_What needs to be done_
Copy out word for word the rows that begin with the one containing "487, 564, 501]" and end with the one containing "us-flag-icon bbox=[642, 99, 663, 111]", including both of those rows.

-------

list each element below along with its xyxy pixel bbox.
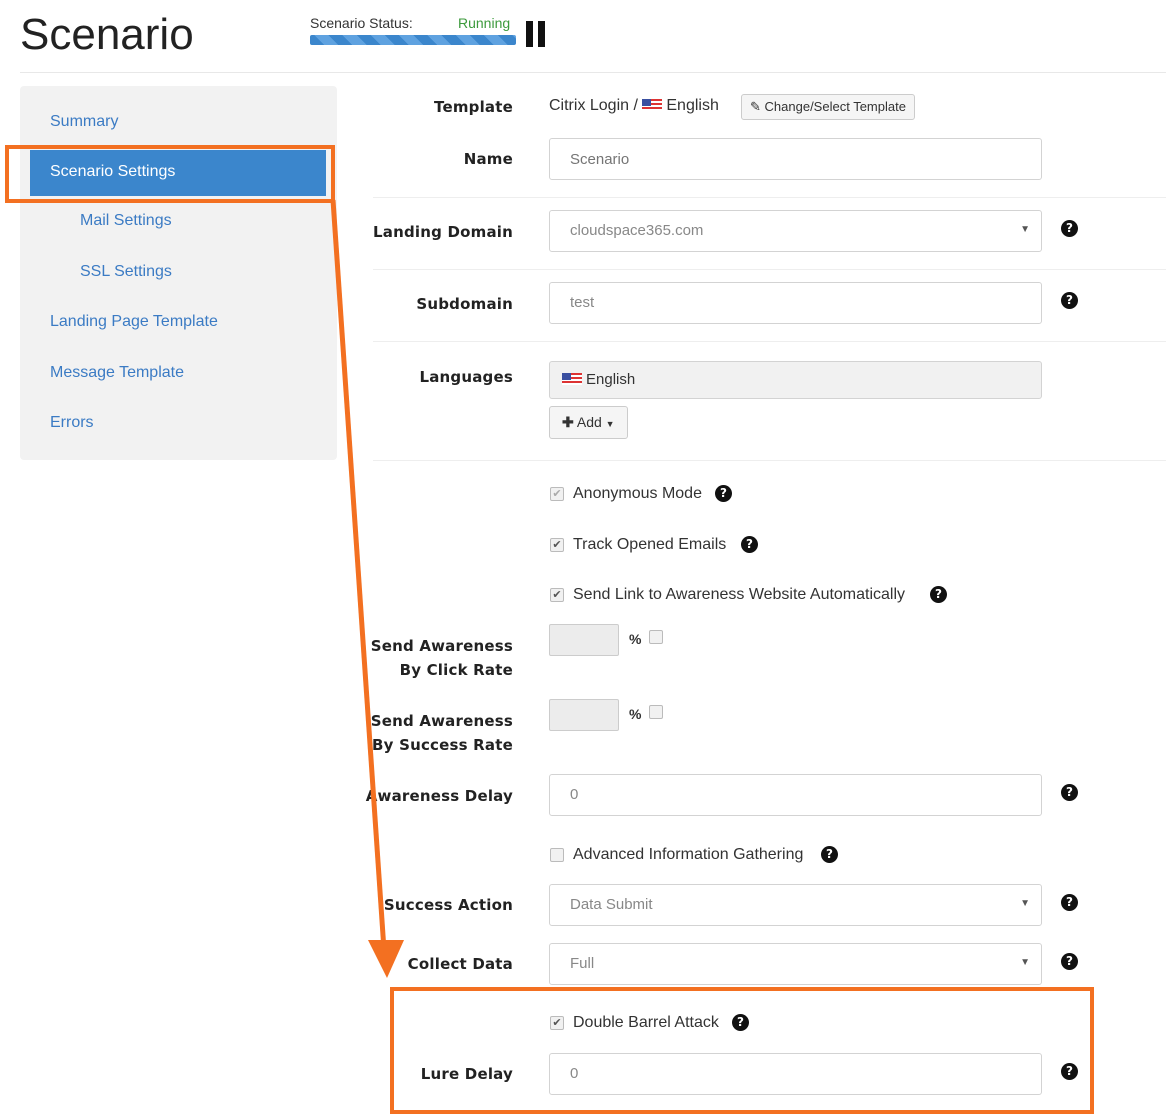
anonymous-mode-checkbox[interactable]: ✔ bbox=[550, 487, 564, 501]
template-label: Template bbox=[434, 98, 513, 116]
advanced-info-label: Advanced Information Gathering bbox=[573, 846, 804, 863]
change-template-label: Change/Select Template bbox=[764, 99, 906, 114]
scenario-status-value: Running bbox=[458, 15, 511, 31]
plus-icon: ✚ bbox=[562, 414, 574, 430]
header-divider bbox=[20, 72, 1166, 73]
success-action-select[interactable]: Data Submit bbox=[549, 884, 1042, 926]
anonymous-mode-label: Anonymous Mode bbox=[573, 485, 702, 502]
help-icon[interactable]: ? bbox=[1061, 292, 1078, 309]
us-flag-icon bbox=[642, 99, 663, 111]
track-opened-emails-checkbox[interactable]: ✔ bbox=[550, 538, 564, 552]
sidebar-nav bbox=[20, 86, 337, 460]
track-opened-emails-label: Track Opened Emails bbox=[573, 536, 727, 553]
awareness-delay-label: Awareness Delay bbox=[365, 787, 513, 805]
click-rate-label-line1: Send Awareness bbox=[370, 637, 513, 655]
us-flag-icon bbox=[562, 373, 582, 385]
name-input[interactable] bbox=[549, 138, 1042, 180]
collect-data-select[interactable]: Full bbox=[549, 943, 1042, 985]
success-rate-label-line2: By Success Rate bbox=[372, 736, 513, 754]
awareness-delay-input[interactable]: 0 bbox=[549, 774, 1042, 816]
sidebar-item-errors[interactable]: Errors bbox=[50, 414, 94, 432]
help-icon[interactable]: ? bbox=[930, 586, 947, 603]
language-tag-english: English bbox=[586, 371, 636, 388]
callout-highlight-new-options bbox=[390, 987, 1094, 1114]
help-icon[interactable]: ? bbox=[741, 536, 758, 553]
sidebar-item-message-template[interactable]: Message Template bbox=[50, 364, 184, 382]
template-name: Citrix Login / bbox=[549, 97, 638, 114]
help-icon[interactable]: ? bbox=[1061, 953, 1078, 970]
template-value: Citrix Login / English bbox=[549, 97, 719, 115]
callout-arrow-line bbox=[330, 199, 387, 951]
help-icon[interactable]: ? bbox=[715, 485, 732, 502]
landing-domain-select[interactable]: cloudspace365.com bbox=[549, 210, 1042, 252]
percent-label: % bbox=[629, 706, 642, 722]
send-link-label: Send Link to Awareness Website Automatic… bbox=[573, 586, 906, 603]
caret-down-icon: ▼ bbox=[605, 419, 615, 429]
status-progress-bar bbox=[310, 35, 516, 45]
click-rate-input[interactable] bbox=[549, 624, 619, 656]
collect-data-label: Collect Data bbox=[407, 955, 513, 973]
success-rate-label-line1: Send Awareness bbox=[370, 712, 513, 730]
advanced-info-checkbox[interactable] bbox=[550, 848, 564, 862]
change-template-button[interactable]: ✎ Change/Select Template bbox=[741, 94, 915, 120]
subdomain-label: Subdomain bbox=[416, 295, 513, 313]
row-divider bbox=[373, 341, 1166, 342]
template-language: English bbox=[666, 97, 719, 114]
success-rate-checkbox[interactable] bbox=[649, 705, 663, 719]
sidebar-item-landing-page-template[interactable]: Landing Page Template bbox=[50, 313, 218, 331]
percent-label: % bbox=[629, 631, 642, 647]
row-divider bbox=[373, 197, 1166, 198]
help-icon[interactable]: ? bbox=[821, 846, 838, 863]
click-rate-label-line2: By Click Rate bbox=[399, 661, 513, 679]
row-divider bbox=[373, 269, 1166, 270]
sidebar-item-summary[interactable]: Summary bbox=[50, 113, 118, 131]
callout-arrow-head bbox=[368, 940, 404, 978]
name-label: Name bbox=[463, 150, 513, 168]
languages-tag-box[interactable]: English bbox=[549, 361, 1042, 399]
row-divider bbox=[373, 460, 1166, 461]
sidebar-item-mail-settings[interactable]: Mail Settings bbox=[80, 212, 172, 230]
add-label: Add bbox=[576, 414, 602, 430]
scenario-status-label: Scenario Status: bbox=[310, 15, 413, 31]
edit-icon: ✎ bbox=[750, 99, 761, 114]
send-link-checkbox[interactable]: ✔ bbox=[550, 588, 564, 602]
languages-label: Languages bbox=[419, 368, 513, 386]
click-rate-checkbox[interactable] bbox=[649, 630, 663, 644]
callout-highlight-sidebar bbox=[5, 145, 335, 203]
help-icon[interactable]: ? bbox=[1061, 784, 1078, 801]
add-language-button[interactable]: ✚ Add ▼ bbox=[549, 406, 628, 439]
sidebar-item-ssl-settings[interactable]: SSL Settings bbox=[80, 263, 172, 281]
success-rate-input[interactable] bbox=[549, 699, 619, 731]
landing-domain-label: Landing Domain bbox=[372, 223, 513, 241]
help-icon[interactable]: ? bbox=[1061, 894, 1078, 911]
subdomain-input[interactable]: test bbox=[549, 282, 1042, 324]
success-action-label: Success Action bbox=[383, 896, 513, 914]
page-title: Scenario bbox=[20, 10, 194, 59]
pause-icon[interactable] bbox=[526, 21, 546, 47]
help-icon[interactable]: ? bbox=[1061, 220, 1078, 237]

-------

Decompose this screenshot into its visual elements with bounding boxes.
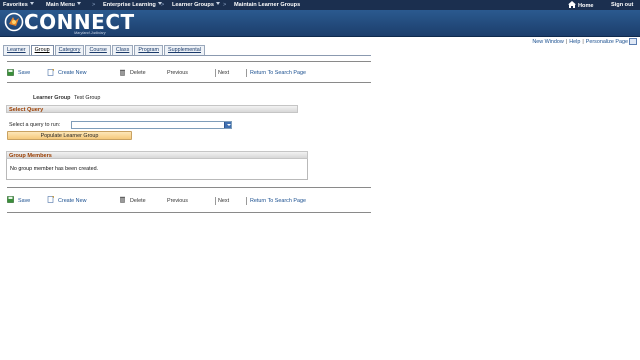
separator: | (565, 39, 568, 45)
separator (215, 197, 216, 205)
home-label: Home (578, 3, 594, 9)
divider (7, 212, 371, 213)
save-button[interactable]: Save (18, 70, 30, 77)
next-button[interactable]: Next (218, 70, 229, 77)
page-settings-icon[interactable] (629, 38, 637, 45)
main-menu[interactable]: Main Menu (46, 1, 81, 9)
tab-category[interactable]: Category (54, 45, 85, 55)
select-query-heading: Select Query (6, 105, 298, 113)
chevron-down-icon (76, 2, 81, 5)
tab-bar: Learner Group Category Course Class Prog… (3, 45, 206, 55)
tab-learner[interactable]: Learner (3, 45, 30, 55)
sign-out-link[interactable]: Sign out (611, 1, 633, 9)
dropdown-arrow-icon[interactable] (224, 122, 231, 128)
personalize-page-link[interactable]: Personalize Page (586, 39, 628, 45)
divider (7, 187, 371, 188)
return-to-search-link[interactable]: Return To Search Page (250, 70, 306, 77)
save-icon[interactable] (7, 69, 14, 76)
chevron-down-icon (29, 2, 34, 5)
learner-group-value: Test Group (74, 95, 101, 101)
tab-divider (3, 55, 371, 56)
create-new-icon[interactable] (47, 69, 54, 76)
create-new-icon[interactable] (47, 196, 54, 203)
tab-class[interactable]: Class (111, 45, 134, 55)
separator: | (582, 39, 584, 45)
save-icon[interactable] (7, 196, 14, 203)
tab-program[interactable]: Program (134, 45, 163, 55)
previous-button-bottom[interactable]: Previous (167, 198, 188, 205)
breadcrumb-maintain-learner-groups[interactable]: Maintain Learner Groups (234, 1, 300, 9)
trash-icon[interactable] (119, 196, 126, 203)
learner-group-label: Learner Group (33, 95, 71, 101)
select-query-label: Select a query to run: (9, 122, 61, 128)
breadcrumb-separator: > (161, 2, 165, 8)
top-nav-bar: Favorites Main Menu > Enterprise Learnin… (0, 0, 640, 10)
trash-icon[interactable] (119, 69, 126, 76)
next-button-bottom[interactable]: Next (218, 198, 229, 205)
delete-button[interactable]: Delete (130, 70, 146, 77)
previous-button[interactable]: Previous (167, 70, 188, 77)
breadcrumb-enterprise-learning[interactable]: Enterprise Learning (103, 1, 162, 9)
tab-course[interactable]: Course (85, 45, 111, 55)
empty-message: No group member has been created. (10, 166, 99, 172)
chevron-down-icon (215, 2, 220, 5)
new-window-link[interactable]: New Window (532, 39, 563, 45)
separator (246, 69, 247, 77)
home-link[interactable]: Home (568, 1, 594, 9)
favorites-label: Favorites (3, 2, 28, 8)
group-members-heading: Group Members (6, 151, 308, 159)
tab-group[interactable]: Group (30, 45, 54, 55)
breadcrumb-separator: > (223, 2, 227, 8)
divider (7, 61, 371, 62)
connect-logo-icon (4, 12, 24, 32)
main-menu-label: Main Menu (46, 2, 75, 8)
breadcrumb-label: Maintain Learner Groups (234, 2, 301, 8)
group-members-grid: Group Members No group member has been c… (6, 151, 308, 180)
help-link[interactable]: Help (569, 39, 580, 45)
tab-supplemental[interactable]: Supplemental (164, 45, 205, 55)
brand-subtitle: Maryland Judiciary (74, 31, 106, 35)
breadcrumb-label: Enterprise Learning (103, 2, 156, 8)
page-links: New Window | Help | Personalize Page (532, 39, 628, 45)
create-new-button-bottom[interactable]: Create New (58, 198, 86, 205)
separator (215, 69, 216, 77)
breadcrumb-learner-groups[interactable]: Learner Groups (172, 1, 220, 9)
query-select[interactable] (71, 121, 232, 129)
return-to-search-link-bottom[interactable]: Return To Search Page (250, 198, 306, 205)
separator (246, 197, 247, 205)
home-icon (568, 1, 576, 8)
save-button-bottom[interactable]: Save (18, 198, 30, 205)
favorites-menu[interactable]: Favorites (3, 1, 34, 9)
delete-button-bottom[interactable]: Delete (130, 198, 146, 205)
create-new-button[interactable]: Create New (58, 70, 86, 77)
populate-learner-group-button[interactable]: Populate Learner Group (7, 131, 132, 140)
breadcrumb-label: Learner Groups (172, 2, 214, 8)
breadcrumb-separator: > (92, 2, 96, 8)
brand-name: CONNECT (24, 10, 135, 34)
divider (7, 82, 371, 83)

-------

_Result for this task_
anonymous-mode-checkbox[interactable]: ✔ bbox=[550, 487, 564, 501]
template-label: Template bbox=[434, 98, 513, 116]
advanced-info-label: Advanced Information Gathering bbox=[573, 846, 804, 863]
change-template-label: Change/Select Template bbox=[764, 99, 906, 114]
scenario-status-value: Running bbox=[458, 15, 511, 31]
plus-icon: ✚ bbox=[562, 414, 574, 430]
header-divider bbox=[20, 72, 1166, 73]
success-action-select[interactable]: Data Submit bbox=[549, 884, 1042, 926]
anonymous-mode-label: Anonymous Mode bbox=[573, 485, 702, 502]
help-icon[interactable]: ? bbox=[1061, 292, 1078, 309]
us-flag-icon bbox=[642, 99, 663, 111]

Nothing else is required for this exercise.